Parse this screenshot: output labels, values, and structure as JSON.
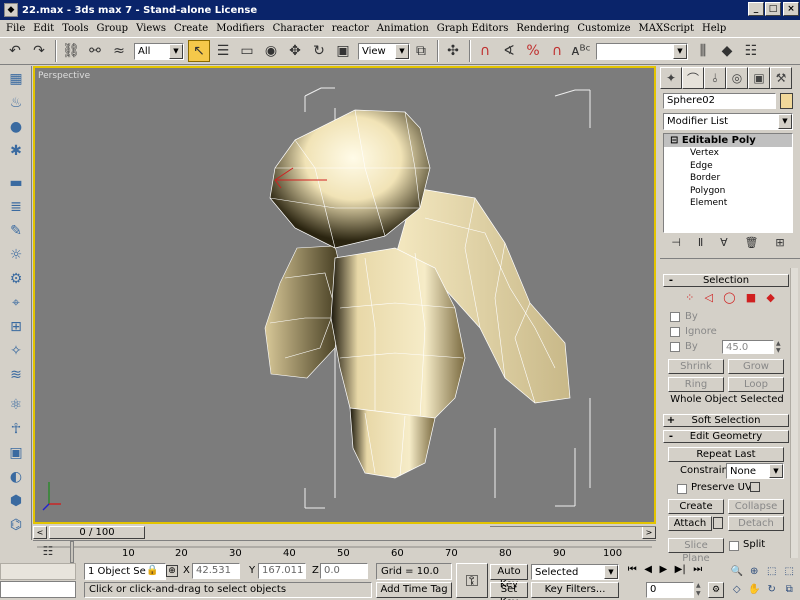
{
  "window": {
    "title": "22.max - 3ds max 7 - Stand-alone License",
    "minimize": "_",
    "maximize": "□",
    "close": "×"
  },
  "menu": [
    "File",
    "Edit",
    "Tools",
    "Group",
    "Views",
    "Create",
    "Modifiers",
    "Character",
    "reactor",
    "Animation",
    "Graph Editors",
    "Rendering",
    "Customize",
    "MAXScript",
    "Help"
  ],
  "toolbar": {
    "selection_filter": "All",
    "coord_system": "View",
    "named_selection": ""
  },
  "viewport": {
    "label": "Perspective"
  },
  "time": {
    "slider": "0 / 100",
    "prev": "<",
    "next": ">",
    "ticks": [
      "10",
      "20",
      "30",
      "40",
      "50",
      "60",
      "70",
      "80",
      "90",
      "100"
    ]
  },
  "command_panel": {
    "object_name": "Sphere02",
    "modifier_list": "Modifier List",
    "stack_head": "Editable Poly",
    "stack_items": [
      "Vertex",
      "Edge",
      "Border",
      "Polygon",
      "Element"
    ],
    "selection": {
      "title": "Selection",
      "by_vertex": "By",
      "ignore": "Ignore",
      "by_angle": "By",
      "angle_value": "45.0",
      "shrink": "Shrink",
      "grow": "Grow",
      "ring": "Ring",
      "loop": "Loop",
      "status": "Whole Object Selected"
    },
    "soft_selection": "Soft Selection",
    "edit_geometry": {
      "title": "Edit Geometry",
      "repeat_last": "Repeat Last",
      "constraints_label": "Constraints:",
      "constraints_value": "None",
      "preserve_uvs": "Preserve UVs",
      "create": "Create",
      "collapse": "Collapse",
      "attach": "Attach",
      "detach": "Detach",
      "slice_plane": "Slice Plane",
      "split": "Split"
    }
  },
  "status": {
    "selection_count": "1 Object Se",
    "x_label": "X",
    "x_value": "42.531",
    "y_label": "Y",
    "y_value": "167.011",
    "z_label": "Z",
    "z_value": "0.0",
    "grid": "Grid = 10.0",
    "prompt": "Click or click-and-drag to select objects",
    "add_time_tag": "Add Time Tag",
    "auto_key": "Auto Key",
    "set_key": "Set Key",
    "key_mode": "Selected",
    "key_filters": "Key Filters...",
    "frame": "0"
  },
  "colors": {
    "titlebar": "#0a246a",
    "viewport_bg": "#7c7c7c",
    "active_border": "#e3c400",
    "mesh": "#f1e3b6"
  }
}
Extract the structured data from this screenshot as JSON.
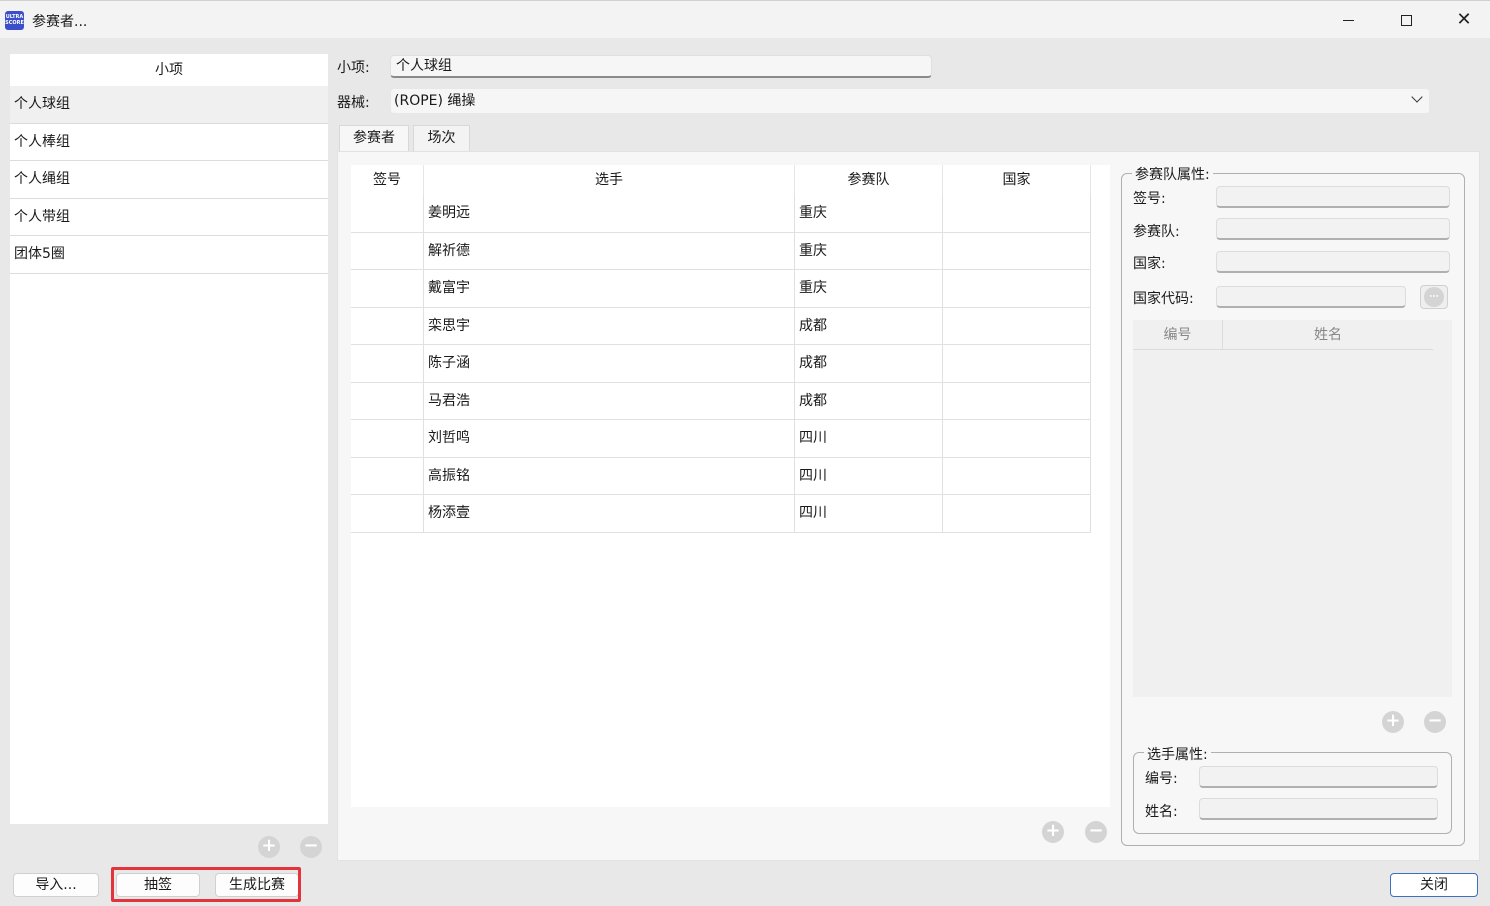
{
  "window": {
    "title": "参赛者...",
    "icon_text": "ULTRA SCORE",
    "minimize_label": "—",
    "close_label": "✕"
  },
  "events_list": {
    "header": "小项",
    "items": [
      "个人球组",
      "个人棒组",
      "个人绳组",
      "个人带组",
      "团体5圈"
    ],
    "selected_index": 0
  },
  "form": {
    "event_label": "小项:",
    "event_value": "个人球组",
    "apparatus_label": "器械:",
    "apparatus_value": "(ROPE) 绳操"
  },
  "tabs": [
    {
      "label": "参赛者",
      "active": true
    },
    {
      "label": "场次",
      "active": false
    }
  ],
  "participants_table": {
    "columns": [
      "签号",
      "选手",
      "参赛队",
      "国家"
    ],
    "rows": [
      [
        "",
        "姜明远",
        "重庆",
        ""
      ],
      [
        "",
        "解祈德",
        "重庆",
        ""
      ],
      [
        "",
        "戴富宇",
        "重庆",
        ""
      ],
      [
        "",
        "栾思宇",
        "成都",
        ""
      ],
      [
        "",
        "陈子涵",
        "成都",
        ""
      ],
      [
        "",
        "马君浩",
        "成都",
        ""
      ],
      [
        "",
        "刘哲鸣",
        "四川",
        ""
      ],
      [
        "",
        "高振铭",
        "四川",
        ""
      ],
      [
        "",
        "杨添壹",
        "四川",
        ""
      ]
    ]
  },
  "team_properties": {
    "title": "参赛队属性:",
    "draw_number_label": "签号:",
    "team_label": "参赛队:",
    "country_label": "国家:",
    "country_code_label": "国家代码:",
    "members_columns": [
      "编号",
      "姓名"
    ]
  },
  "athlete_properties": {
    "title": "选手属性:",
    "number_label": "编号:",
    "name_label": "姓名:"
  },
  "buttons": {
    "import": "导入...",
    "draw": "抽签",
    "generate": "生成比赛",
    "close": "关闭"
  }
}
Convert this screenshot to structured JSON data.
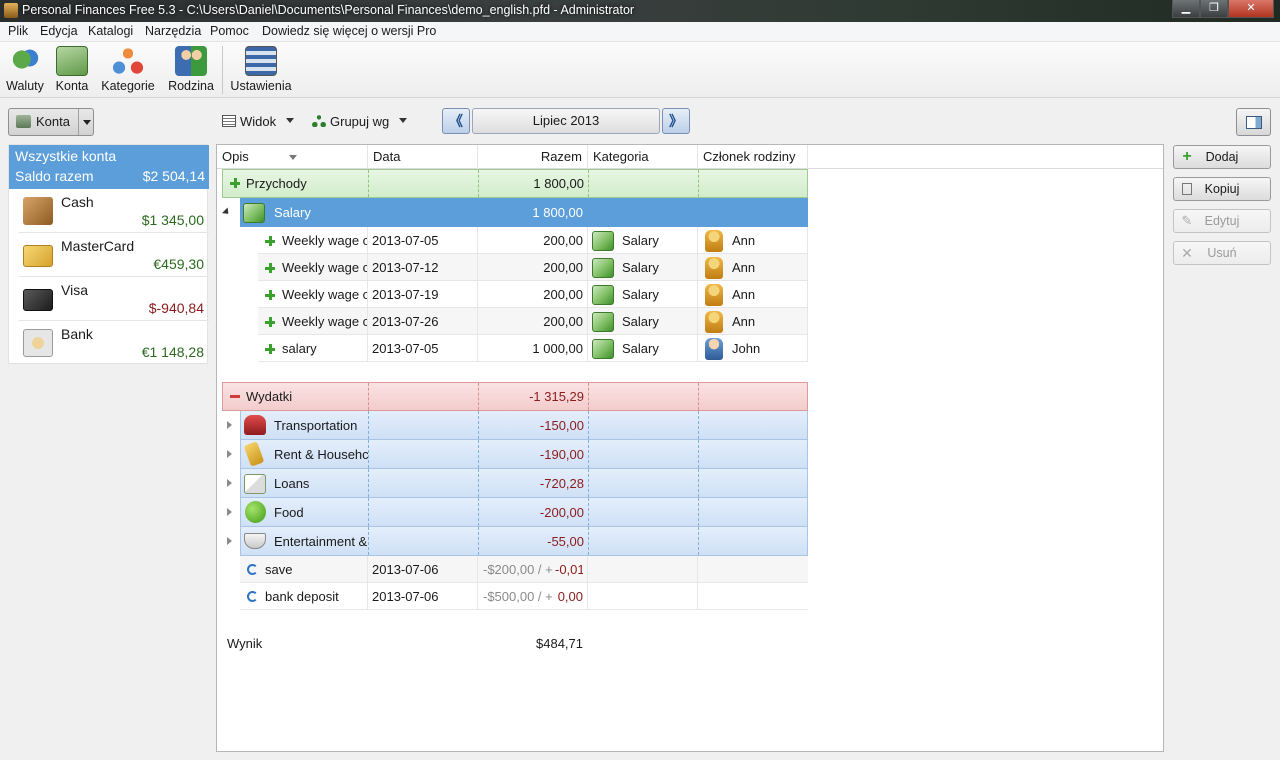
{
  "window": {
    "title": "Personal Finances Free 5.3 - C:\\Users\\Daniel\\Documents\\Personal Finances\\demo_english.pfd - Administrator",
    "minimize": "▁",
    "maximize": "❐",
    "close": "✕"
  },
  "menu": [
    "Plik",
    "Edycja",
    "Katalogi",
    "Narzędzia",
    "Pomoc",
    "Dowiedz się więcej o wersji Pro"
  ],
  "toolbar": [
    {
      "label": "Waluty",
      "icon": "currency-exchange-icon"
    },
    {
      "label": "Konta",
      "icon": "accounts-money-icon"
    },
    {
      "label": "Kategorie",
      "icon": "categories-hierarchy-icon"
    },
    {
      "label": "Rodzina",
      "icon": "family-people-icon"
    },
    {
      "label": "Ustawienia",
      "icon": "settings-sliders-icon"
    }
  ],
  "accounts_button": "Konta",
  "accounts": {
    "all_title": "Wszystkie konta",
    "all_subtitle": "Saldo razem",
    "all_balance": "$2 504,14",
    "items": [
      {
        "name": "Cash",
        "balance": "$1 345,00",
        "icon": "wallet-icon"
      },
      {
        "name": "MasterCard",
        "balance": "€459,30",
        "icon": "credit-card-gold-icon"
      },
      {
        "name": "Visa",
        "balance": "$-940,84",
        "icon": "credit-card-dark-icon"
      },
      {
        "name": "Bank",
        "balance": "€1 148,28",
        "icon": "bank-safe-icon"
      }
    ]
  },
  "view_bar": {
    "view_label": "Widok",
    "group_label": "Grupuj wg",
    "prev": "《",
    "next": "》",
    "period": "Lipiec 2013"
  },
  "actions": {
    "add": "Dodaj",
    "copy": "Kopiuj",
    "edit": "Edytuj",
    "delete": "Usuń"
  },
  "columns": [
    "Opis",
    "Data",
    "Razem",
    "Kategoria",
    "Członek rodziny"
  ],
  "income": {
    "label": "Przychody",
    "total": "1 800,00",
    "category": {
      "name": "Salary",
      "total": "1 800,00"
    },
    "transactions": [
      {
        "desc": "Weekly wage c",
        "date": "2013-07-05",
        "amount": "200,00",
        "category": "Salary",
        "member": "Ann"
      },
      {
        "desc": "Weekly wage c",
        "date": "2013-07-12",
        "amount": "200,00",
        "category": "Salary",
        "member": "Ann"
      },
      {
        "desc": "Weekly wage c",
        "date": "2013-07-19",
        "amount": "200,00",
        "category": "Salary",
        "member": "Ann"
      },
      {
        "desc": "Weekly wage c",
        "date": "2013-07-26",
        "amount": "200,00",
        "category": "Salary",
        "member": "Ann"
      },
      {
        "desc": "salary",
        "date": "2013-07-05",
        "amount": "1 000,00",
        "category": "Salary",
        "member": "John"
      }
    ]
  },
  "expenses": {
    "label": "Wydatki",
    "total": "-1 315,29",
    "categories": [
      {
        "name": "Transportation",
        "total": "-150,00",
        "icon": "car-icon"
      },
      {
        "name": "Rent & Househc",
        "total": "-190,00",
        "icon": "key-icon"
      },
      {
        "name": "Loans",
        "total": "-720,28",
        "icon": "envelope-icon"
      },
      {
        "name": "Food",
        "total": "-200,00",
        "icon": "apple-icon"
      },
      {
        "name": "Entertainment &",
        "total": "-55,00",
        "icon": "coffee-cup-icon"
      }
    ],
    "transfers": [
      {
        "desc": "save",
        "date": "2013-07-06",
        "amount_gray": "-$200,00 / +",
        "amount_red": "-0,01"
      },
      {
        "desc": "bank deposit",
        "date": "2013-07-06",
        "amount_gray": "-$500,00 / +",
        "amount_red": "0,00"
      }
    ]
  },
  "result": {
    "label": "Wynik",
    "value": "$484,71"
  }
}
-*-*-
> **SET PROBLEM**
Make a copy of each line that contains the string "this".

> **THE RESPONSE**
Parse this screenshot: output labels, values, and structure as JSON.
Extract the structured data from this screenshot as JSON.
Convert this screenshot to structured JSON data.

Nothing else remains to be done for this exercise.